▸ Short problem
Report every line in the listing below where the string "inside" shows up.

▸ Data rows
[BEGIN]
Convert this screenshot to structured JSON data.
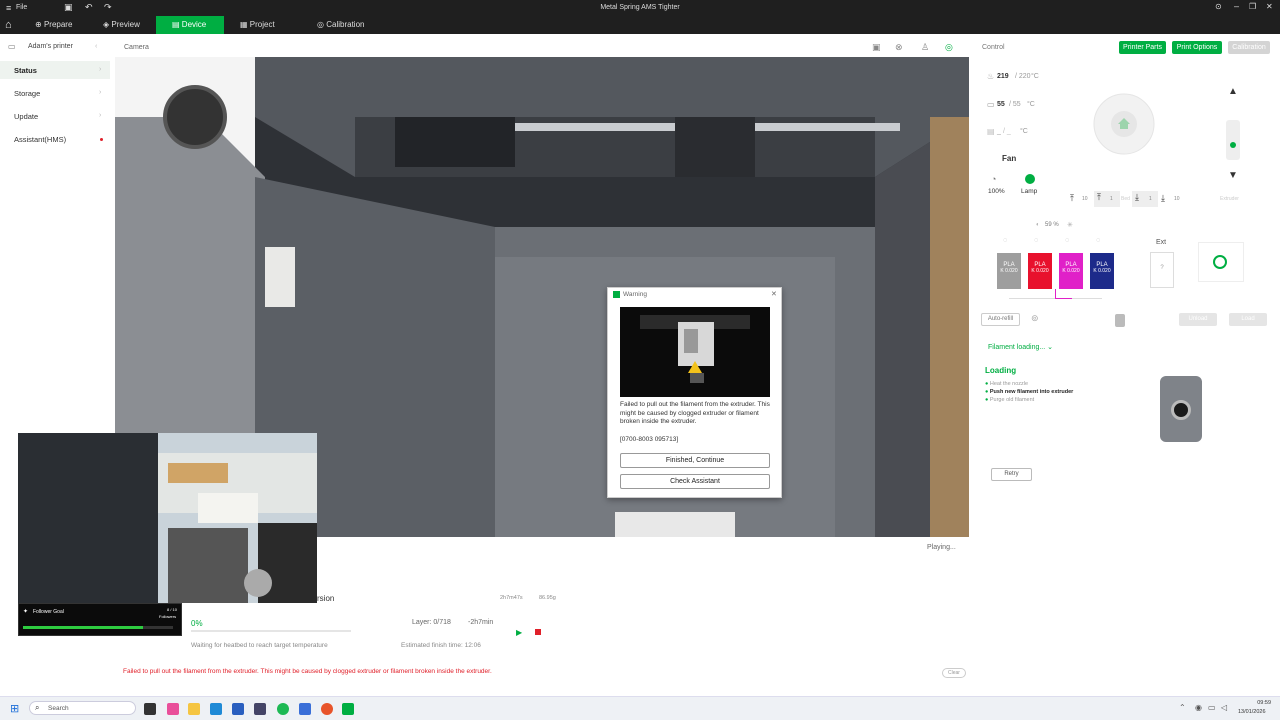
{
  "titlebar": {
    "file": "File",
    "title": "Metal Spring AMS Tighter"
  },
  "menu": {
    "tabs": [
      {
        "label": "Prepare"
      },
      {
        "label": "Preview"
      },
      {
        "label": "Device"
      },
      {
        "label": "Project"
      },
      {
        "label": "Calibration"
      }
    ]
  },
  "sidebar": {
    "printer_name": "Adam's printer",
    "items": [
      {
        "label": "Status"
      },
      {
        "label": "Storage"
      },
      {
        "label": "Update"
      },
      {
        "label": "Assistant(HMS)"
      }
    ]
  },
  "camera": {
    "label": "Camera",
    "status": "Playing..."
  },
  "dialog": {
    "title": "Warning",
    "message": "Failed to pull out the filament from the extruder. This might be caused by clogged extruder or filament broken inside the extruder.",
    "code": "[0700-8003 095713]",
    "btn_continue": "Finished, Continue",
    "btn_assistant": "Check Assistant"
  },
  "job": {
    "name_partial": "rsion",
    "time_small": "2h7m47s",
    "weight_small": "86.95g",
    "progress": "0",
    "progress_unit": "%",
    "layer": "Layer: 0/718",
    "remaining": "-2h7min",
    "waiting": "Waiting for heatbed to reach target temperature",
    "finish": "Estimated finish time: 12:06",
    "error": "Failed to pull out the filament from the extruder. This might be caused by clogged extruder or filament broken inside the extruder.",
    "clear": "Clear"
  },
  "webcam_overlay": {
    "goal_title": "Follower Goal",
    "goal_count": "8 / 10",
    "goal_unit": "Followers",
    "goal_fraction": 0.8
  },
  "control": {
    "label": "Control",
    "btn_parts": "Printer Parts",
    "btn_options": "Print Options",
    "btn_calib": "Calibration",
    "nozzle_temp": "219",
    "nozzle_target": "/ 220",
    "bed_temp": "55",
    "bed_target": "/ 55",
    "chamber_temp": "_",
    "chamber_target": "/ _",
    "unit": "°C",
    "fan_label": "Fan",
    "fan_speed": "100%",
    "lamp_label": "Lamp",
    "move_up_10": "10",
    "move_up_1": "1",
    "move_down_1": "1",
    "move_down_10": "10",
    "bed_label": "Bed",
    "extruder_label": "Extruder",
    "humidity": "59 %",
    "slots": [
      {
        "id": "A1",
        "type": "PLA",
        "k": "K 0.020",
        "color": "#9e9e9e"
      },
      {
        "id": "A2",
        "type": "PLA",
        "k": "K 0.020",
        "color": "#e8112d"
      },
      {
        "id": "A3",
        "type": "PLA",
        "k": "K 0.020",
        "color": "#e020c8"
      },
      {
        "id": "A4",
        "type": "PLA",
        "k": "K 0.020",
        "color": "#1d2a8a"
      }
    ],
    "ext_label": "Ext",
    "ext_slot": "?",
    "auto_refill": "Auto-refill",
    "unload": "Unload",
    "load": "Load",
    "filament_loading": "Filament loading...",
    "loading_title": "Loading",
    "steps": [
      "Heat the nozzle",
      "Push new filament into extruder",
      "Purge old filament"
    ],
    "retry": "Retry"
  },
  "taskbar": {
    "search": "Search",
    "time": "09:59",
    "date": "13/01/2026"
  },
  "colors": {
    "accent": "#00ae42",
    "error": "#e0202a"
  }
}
[END]
▸ Written solution
    "message": "Failed to pull out the filament from the extruder. This might be caused by clogged extruder or filament broken inside the extruder.",
    "error": "Failed to pull out the filament from the extruder. This might be caused by clogged extruder or filament broken inside the extruder.",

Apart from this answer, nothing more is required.